Problem requirements
Extract every line of the material below and reproduce it faithfully.

- - -

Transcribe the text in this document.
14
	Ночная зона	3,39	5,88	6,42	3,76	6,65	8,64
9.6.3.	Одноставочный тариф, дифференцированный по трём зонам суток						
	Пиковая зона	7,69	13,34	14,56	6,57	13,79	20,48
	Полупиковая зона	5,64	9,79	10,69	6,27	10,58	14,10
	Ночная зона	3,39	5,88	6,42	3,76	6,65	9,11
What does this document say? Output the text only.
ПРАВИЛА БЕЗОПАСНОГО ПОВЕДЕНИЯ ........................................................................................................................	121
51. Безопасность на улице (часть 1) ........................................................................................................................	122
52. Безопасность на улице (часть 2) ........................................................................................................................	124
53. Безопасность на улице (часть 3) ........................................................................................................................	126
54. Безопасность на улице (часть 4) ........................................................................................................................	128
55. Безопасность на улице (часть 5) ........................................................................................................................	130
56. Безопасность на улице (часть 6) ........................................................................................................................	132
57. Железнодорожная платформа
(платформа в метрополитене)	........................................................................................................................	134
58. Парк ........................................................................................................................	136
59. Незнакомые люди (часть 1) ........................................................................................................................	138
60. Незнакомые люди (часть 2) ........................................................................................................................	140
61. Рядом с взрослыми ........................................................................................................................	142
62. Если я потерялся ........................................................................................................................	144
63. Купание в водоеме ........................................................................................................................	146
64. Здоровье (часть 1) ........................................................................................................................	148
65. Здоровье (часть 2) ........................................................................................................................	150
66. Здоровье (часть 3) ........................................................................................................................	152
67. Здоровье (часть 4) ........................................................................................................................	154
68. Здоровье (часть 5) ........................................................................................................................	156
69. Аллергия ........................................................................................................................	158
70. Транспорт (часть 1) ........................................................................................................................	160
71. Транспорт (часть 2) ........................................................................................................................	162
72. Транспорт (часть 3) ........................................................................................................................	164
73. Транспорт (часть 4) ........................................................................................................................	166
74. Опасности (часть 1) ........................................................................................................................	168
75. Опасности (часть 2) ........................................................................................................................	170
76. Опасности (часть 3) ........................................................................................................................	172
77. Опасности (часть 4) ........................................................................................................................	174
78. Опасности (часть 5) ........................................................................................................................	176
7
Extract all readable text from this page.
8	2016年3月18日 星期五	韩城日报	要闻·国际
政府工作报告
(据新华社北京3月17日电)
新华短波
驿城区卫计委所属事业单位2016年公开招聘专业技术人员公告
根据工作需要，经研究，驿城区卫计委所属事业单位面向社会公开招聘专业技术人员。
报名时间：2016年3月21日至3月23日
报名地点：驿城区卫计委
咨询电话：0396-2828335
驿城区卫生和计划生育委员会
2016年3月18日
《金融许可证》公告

- - -

Solution to the exercise
Transcribe the text in this document.
14
	Ночная зона	3,39	5,88	6,42	3,76	6,65	8,64
9.6.3.	Одноставочный тариф, дифференцированный по трём зонам суток						
	Пиковая зона	7,69	13,34	14,56	6,57	13,79	20,48
	Полупиковая зона	5,64	9,79	10,69	6,27	10,58	14,10
	Ночная зона	3,39	5,88	6,42	3,76	6,65	9,11
What does this document say? Output the text only.
ПРАВИЛА БЕЗОПАСНОГО ПОВЕДЕНИЯ ........................................................................................................................	121
51. Безопасность на улице (часть 1) ........................................................................................................................	122
52. Безопасность на улице (часть 2) ........................................................................................................................	124
53. Безопасность на улице (часть 3) ........................................................................................................................	126
54. Безопасность на улице (часть 4) ........................................................................................................................	128
55. Безопасность на улице (часть 5) ........................................................................................................................	130
56. Безопасность на улице (часть 6) ........................................................................................................................	132
57. Железнодорожная платформа
(платформа в метрополитене)	........................................................................................................................	134
58. Парк ........................................................................................................................	136
59. Незнакомые люди (часть 1) ........................................................................................................................	138
60. Незнакомые люди (часть 2) ........................................................................................................................	140
61. Рядом с взрослыми ........................................................................................................................	142
62. Если я потерялся ........................................................................................................................	144
63. Купание в водоеме ........................................................................................................................	146
64. Здоровье (часть 1) ........................................................................................................................	148
65. Здоровье (часть 2) ........................................................................................................................	150
66. Здоровье (часть 3) ........................................................................................................................	152
67. Здоровье (часть 4) ........................................................................................................................	154
68. Здоровье (часть 5) ........................................................................................................................	156
69. Аллергия ........................................................................................................................	158
70. Транспорт (часть 1) ........................................................................................................................	160
71. Транспорт (часть 2) ........................................................................................................................	162
72. Транспорт (часть 3) ........................................................................................................................	164
73. Транспорт (часть 4) ........................................................................................................................	166
74. Опасности (часть 1) ........................................................................................................................	168
75. Опасности (часть 2) ........................................................................................................................	170
76. Опасности (часть 3) ........................................................................................................................	172
77. Опасности (часть 4) ........................................................................................................................	174
78. Опасности (часть 5) ........................................................................................................................	176
7
Extract all readable text from this page.
8	2016年3月18日 星期五	韩城日报	要闻·国际
政府工作报告
(据新华社北京3月17日电)
新华短波
驿城区卫计委所属事业单位2016年公开招聘专业技术人员公告
根据工作需要，经研究，驿城区卫计委所属事业单位面向社会公开招聘专业技术人员。
报名时间：2016年3月21日至3月23日
报名地点：驿城区卫计委
咨询电话：0396-2828335
驿城区卫生和计划生育委员会
2016年3月18日
《金融许可证》公告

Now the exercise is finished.